→ SET TASK
Could you give the data below again, exactly and completely?

→ Records from a data source
╔══

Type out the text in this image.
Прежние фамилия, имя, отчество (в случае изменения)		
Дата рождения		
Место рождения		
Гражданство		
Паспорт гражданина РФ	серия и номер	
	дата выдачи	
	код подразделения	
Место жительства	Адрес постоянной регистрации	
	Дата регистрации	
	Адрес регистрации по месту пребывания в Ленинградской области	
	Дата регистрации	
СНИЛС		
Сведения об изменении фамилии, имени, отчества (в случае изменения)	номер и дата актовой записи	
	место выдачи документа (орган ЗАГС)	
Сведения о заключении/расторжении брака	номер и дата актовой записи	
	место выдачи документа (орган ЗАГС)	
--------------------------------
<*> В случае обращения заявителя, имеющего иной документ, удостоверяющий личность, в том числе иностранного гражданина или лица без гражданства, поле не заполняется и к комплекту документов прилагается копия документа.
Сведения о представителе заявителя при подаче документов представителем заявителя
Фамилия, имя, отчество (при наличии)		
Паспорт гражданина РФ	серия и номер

╚══

→ COMPLETE OUTPUT
Type out the text in this image.
Прежние фамилия, имя, отчество (в случае изменения)		
Дата рождения		
Место рождения		
Гражданство		
Паспорт гражданина РФ	серия и номер	
	дата выдачи	
	код подразделения	
Место жительства	Адрес постоянной регистрации	
	Дата регистрации	
	Адрес регистрации по месту пребывания в Ленинградской области	
	Дата регистрации	
СНИЛС		
Сведения об изменении фамилии, имени, отчества (в случае изменения)	номер и дата актовой записи	
	место выдачи документа (орган ЗАГС)	
Сведения о заключении/расторжении брака	номер и дата актовой записи	
	место выдачи документа (орган ЗАГС)	
--------------------------------
<*> В случае обращения заявителя, имеющего иной документ, удостоверяющий личность, в том числе иностранного гражданина или лица без гражданства, поле не заполняется и к комплекту документов прилагается копия документа.
Сведения о представителе заявителя при подаче документов представителем заявителя
Фамилия, имя, отчество (при наличии)		
Паспорт гражданина РФ	серия и номер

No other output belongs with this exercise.